• [Short problem]: From the material below, list every line containing "title".

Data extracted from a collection
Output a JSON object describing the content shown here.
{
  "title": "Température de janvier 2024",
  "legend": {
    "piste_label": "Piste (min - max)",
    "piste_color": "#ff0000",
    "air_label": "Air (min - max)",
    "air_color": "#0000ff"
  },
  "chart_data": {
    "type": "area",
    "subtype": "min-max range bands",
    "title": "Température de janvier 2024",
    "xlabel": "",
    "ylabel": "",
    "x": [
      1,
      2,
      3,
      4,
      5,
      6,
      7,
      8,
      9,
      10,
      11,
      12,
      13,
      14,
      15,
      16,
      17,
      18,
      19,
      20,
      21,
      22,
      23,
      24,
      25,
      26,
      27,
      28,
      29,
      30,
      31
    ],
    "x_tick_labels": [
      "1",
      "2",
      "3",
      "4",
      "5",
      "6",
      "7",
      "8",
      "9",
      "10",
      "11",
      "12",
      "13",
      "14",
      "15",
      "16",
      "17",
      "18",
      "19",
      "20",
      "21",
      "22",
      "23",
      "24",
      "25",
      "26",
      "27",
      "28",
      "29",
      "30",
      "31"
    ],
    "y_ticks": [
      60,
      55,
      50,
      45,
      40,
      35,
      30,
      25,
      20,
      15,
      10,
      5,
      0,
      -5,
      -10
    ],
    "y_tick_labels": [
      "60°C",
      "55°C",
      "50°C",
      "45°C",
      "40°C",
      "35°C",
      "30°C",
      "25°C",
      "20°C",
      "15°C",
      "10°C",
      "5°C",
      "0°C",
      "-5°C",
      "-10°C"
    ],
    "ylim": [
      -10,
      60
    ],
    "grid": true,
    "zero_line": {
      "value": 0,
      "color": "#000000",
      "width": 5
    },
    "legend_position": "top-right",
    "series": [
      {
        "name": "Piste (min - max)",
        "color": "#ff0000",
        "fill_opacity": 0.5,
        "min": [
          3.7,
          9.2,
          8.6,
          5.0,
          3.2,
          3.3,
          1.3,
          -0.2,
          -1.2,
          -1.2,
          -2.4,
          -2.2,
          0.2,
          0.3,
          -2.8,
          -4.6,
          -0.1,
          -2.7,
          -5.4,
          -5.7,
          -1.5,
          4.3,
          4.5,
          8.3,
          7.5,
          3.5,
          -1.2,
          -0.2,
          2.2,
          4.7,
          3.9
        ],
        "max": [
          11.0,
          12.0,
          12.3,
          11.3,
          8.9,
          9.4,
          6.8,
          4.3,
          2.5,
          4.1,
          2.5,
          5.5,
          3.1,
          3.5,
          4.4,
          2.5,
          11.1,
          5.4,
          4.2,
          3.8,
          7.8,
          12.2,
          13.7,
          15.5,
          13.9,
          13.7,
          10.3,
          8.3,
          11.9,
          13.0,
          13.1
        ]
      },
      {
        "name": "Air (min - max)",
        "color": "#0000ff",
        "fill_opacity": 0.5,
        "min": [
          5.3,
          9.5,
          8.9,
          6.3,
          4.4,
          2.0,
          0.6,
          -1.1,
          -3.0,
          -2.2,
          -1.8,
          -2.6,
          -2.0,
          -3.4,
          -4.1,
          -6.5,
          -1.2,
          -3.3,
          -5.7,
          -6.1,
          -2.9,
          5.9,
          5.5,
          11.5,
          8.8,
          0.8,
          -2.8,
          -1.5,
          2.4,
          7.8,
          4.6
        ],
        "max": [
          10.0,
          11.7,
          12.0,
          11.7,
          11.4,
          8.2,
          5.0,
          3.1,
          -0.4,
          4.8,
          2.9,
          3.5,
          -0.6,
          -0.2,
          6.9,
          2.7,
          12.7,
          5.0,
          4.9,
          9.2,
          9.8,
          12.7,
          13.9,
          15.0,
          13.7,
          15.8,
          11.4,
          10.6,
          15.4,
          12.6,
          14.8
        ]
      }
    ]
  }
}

• [Result for this task]:
  "title": "Température de janvier 2024",
    "title": "Température de janvier 2024",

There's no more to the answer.